◆ **Written exercise**:
Return each line of the data below verbatim; pictures are to be left out.

◆ **Data to use**:
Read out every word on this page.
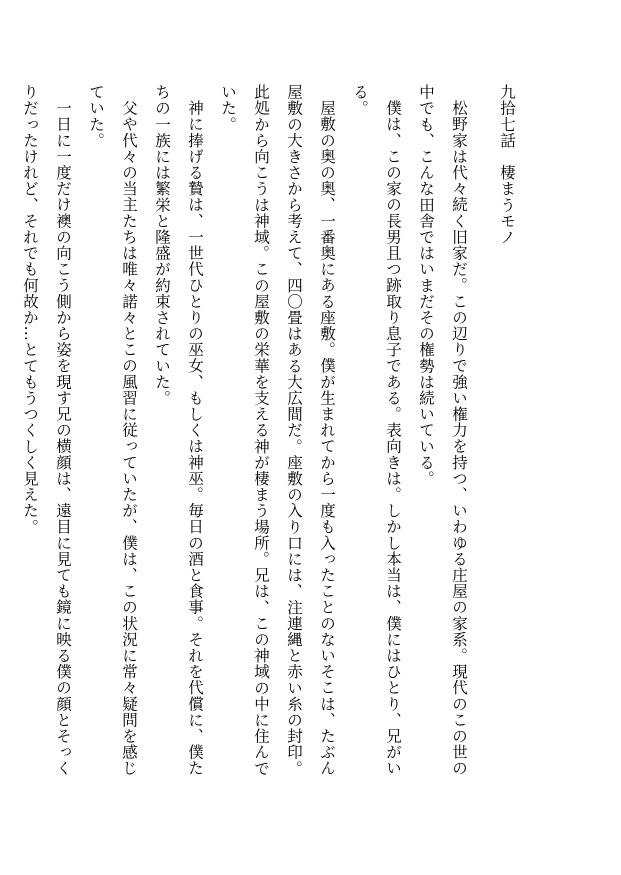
九拾七話　棲まうモノ

松野家は代々続く旧家だ。この辺りで強い権力を持つ、いわゆる庄屋の家系。現代のこの世の中でも、こんな田舎ではいまだその権勢は続いている。

僕は、この家の長男且つ跡取り息子である。表向きは。しかし本当は、僕にはひとり、兄がいる。

屋敷の奥の奥、一番奥にある座敷。僕が生まれてから一度も入ったことのないそこは、たぶん屋敷の大きさから考えて、四〇畳はある大広間だ。座敷の入り口には、注連縄と赤い糸の封印。此処から向こうは神域。この屋敷の栄華を支える神が棲まう場所。兄は、この神域の中に住んでいた。

神に捧げる贄は、一世代ひとりの巫女、もしくは神巫。毎日の酒と食事。それを代償に、僕たちの一族には繁栄と隆盛が約束されていた。

父や代々の当主たちは唯々諾々とこの風習に従っていたが、僕は、この状況に常々疑問を感じていた。

一日に一度だけ襖の向こう側から姿を現す兄の横顔は、遠目に見ても鏡に映る僕の顔とそっくりだったけれど、それでも何故か…とてもうつくしく見えた。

◆ **Response to the exercise**:
Read out every word on this page.
九拾七話　棲まうモノ

松野家は代々続く旧家だ。この辺りで強い権力を持つ、いわゆる庄屋の家系。現代のこの世の中でも、こんな田舎ではいまだその権勢は続いている。

僕は、この家の長男且つ跡取り息子である。表向きは。しかし本当は、僕にはひとり、兄がいる。

屋敷の奥の奥、一番奥にある座敷。僕が生まれてから一度も入ったことのないそこは、たぶん屋敷の大きさから考えて、四〇畳はある大広間だ。座敷の入り口には、注連縄と赤い糸の封印。此処から向こうは神域。この屋敷の栄華を支える神が棲まう場所。兄は、この神域の中に住んでいた。

神に捧げる贄は、一世代ひとりの巫女、もしくは神巫。毎日の酒と食事。それを代償に、僕たちの一族には繁栄と隆盛が約束されていた。

父や代々の当主たちは唯々諾々とこの風習に従っていたが、僕は、この状況に常々疑問を感じていた。

一日に一度だけ襖の向こう側から姿を現す兄の横顔は、遠目に見ても鏡に映る僕の顔とそっくりだったけれど、それでも何故か…とてもうつくしく見えた。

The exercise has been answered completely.